§ Task to carry out: Give back the records below exactly, every one, with no pictures.

§ Records for the task:
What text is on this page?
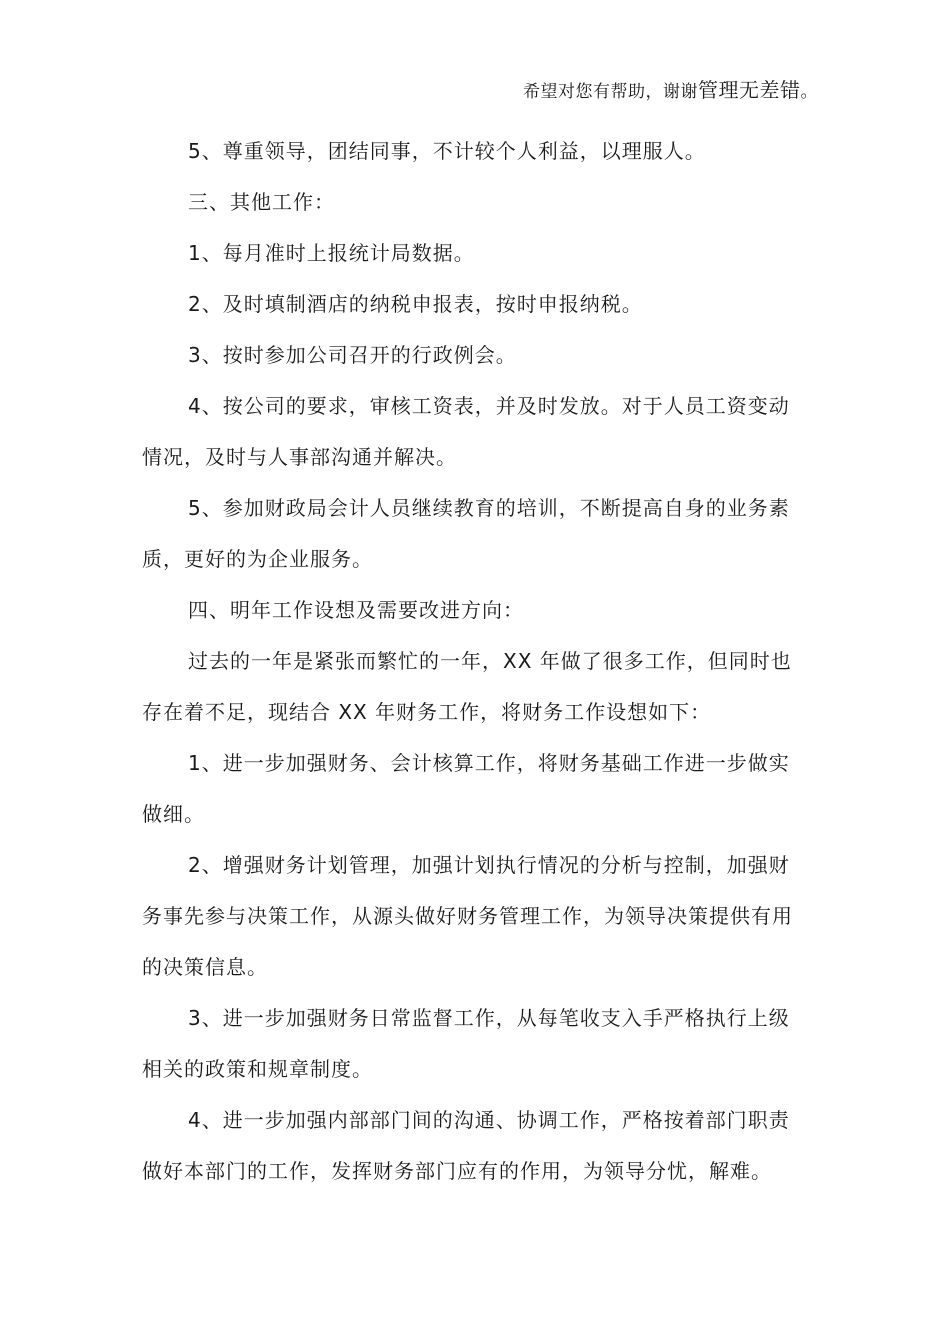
希望对您有帮助，谢谢管理无差错。

5、尊重领导，团结同事，不计较个人利益，以理服人。

三、其他工作：

1、每月准时上报统计局数据。

2、及时填制酒店的纳税申报表，按时申报纳税。

3、按时参加公司召开的行政例会。

4、按公司的要求，审核工资表，并及时发放。对于人员工资变动
情况，及时与人事部沟通并解决。

5、参加财政局会计人员继续教育的培训，不断提高自身的业务素
质，更好的为企业服务。

四、明年工作设想及需要改进方向：

过去的一年是紧张而繁忙的一年，XX 年做了很多工作，但同时也
存在着不足，现结合 XX 年财务工作，将财务工作设想如下：

1、进一步加强财务、会计核算工作，将财务基础工作进一步做实
做细。

2、增强财务计划管理，加强计划执行情况的分析与控制，加强财
务事先参与决策工作，从源头做好财务管理工作，为领导决策提供有用
的决策信息。

3、进一步加强财务日常监督工作，从每笔收支入手严格执行上级
相关的政策和规章制度。

4、进一步加强内部部门间的沟通、协调工作，严格按着部门职责
做好本部门的工作，发挥财务部门应有的作用，为领导分忧，解难。
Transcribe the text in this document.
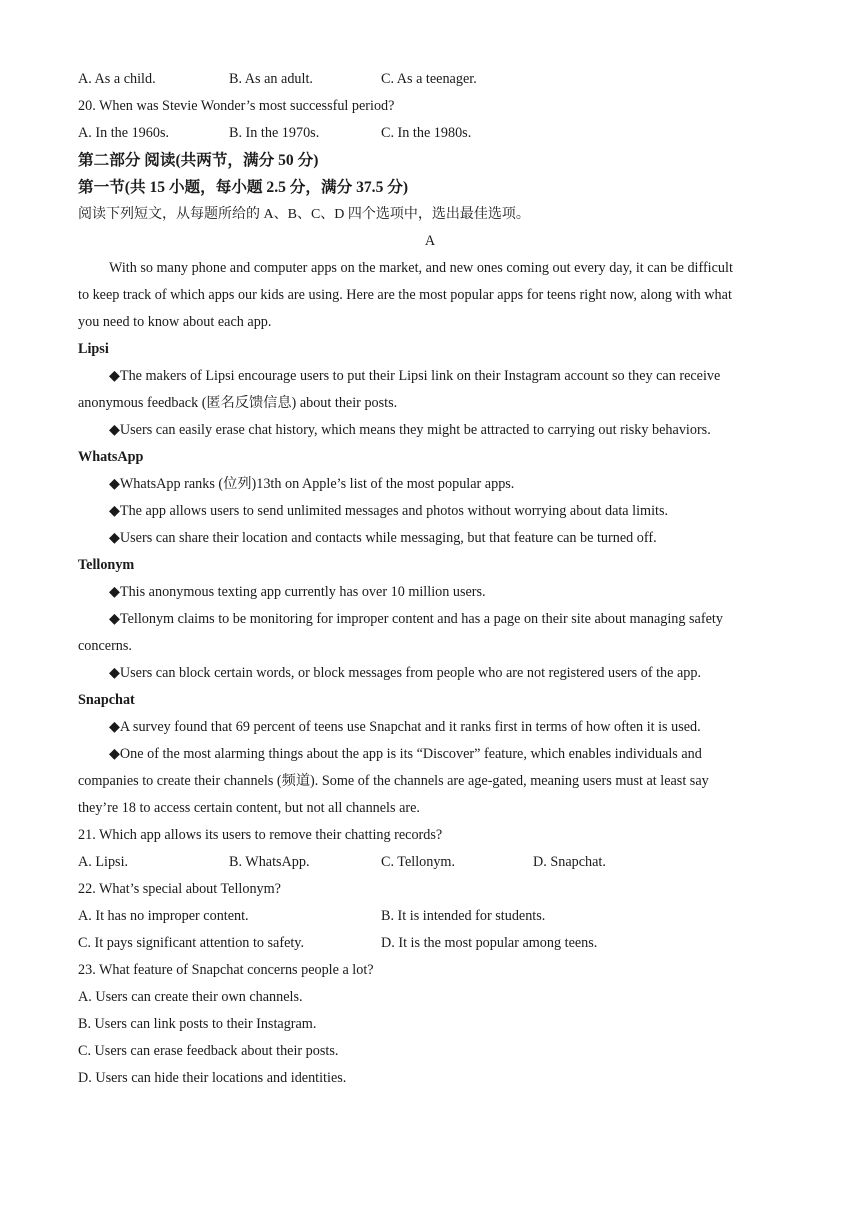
A. As a child.	B. As an adult.	C. As a teenager.
20. When was Stevie Wonder’s most successful period?
A. In the 1960s.	B. In the 1970s.	C. In the 1980s.
第二部分 阅读(共两节，满分 50 分)
第一节(共 15 小题，每小题 2.5 分，满分 37.5 分)
阅读下列短文，从每题所给的 A、B、C、D 四个选项中，选出最佳选项。
A
With so many phone and computer apps on the market, and new ones coming out every day, it can be difficult
to keep track of which apps our kids are using. Here are the most popular apps for teens right now, along with what
you need to know about each app.
Lipsi
◆The makers of Lipsi encourage users to put their Lipsi link on their Instagram account so they can receive
anonymous feedback (匿名反馈信息) about their posts.
◆Users can easily erase chat history, which means they might be attracted to carrying out risky behaviors.
WhatsApp
◆WhatsApp ranks (位列)13th on Apple’s list of the most popular apps.
◆The app allows users to send unlimited messages and photos without worrying about data limits.
◆Users can share their location and contacts while messaging, but that feature can be turned off.
Tellonym
◆This anonymous texting app currently has over 10 million users.
◆Tellonym claims to be monitoring for improper content and has a page on their site about managing safety
concerns.
◆Users can block certain words, or block messages from people who are not registered users of the app.
Snapchat
◆A survey found that 69 percent of teens use Snapchat and it ranks first in terms of how often it is used.
◆One of the most alarming things about the app is its “Discover” feature, which enables individuals and
companies to create their channels (频道). Some of the channels are age-gated, meaning users must at least say
they’re 18 to access certain content, but not all channels are.
21. Which app allows its users to remove their chatting records?
A. Lipsi.	B. WhatsApp.	C. Tellonym.	D. Snapchat.
22. What’s special about Tellonym?
A. It has no improper content.	B. It is intended for students.
C. It pays significant attention to safety.	D. It is the most popular among teens.
23. What feature of Snapchat concerns people a lot?
A. Users can create their own channels.
B. Users can link posts to their Instagram.
C. Users can erase feedback about their posts.
D. Users can hide their locations and identities.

§ Final answer:
What text is on this page?
希望对您有帮助，谢谢管理无差错。

5、尊重领导，团结同事，不计较个人利益，以理服人。

三、其他工作：

1、每月准时上报统计局数据。

2、及时填制酒店的纳税申报表，按时申报纳税。

3、按时参加公司召开的行政例会。

4、按公司的要求，审核工资表，并及时发放。对于人员工资变动
情况，及时与人事部沟通并解决。

5、参加财政局会计人员继续教育的培训，不断提高自身的业务素
质，更好的为企业服务。

四、明年工作设想及需要改进方向：

过去的一年是紧张而繁忙的一年，XX 年做了很多工作，但同时也
存在着不足，现结合 XX 年财务工作，将财务工作设想如下：

1、进一步加强财务、会计核算工作，将财务基础工作进一步做实
做细。

2、增强财务计划管理，加强计划执行情况的分析与控制，加强财
务事先参与决策工作，从源头做好财务管理工作，为领导决策提供有用
的决策信息。

3、进一步加强财务日常监督工作，从每笔收支入手严格执行上级
相关的政策和规章制度。

4、进一步加强内部部门间的沟通、协调工作，严格按着部门职责
做好本部门的工作，发挥财务部门应有的作用，为领导分忧，解难。
Transcribe the text in this document.
A. As a child.	B. As an adult.	C. As a teenager.
20. When was Stevie Wonder’s most successful period?
A. In the 1960s.	B. In the 1970s.	C. In the 1980s.
第二部分 阅读(共两节，满分 50 分)
第一节(共 15 小题，每小题 2.5 分，满分 37.5 分)
阅读下列短文，从每题所给的 A、B、C、D 四个选项中，选出最佳选项。
A
With so many phone and computer apps on the market, and new ones coming out every day, it can be difficult
to keep track of which apps our kids are using. Here are the most popular apps for teens right now, along with what
you need to know about each app.
Lipsi
◆The makers of Lipsi encourage users to put their Lipsi link on their Instagram account so they can receive
anonymous feedback (匿名反馈信息) about their posts.
◆Users can easily erase chat history, which means they might be attracted to carrying out risky behaviors.
WhatsApp
◆WhatsApp ranks (位列)13th on Apple’s list of the most popular apps.
◆The app allows users to send unlimited messages and photos without worrying about data limits.
◆Users can share their location and contacts while messaging, but that feature can be turned off.
Tellonym
◆This anonymous texting app currently has over 10 million users.
◆Tellonym claims to be monitoring for improper content and has a page on their site about managing safety
concerns.
◆Users can block certain words, or block messages from people who are not registered users of the app.
Snapchat
◆A survey found that 69 percent of teens use Snapchat and it ranks first in terms of how often it is used.
◆One of the most alarming things about the app is its “Discover” feature, which enables individuals and
companies to create their channels (频道). Some of the channels are age-gated, meaning users must at least say
they’re 18 to access certain content, but not all channels are.
21. Which app allows its users to remove their chatting records?
A. Lipsi.	B. WhatsApp.	C. Tellonym.	D. Snapchat.
22. What’s special about Tellonym?
A. It has no improper content.	B. It is intended for students.
C. It pays significant attention to safety.	D. It is the most popular among teens.
23. What feature of Snapchat concerns people a lot?
A. Users can create their own channels.
B. Users can link posts to their Instagram.
C. Users can erase feedback about their posts.
D. Users can hide their locations and identities.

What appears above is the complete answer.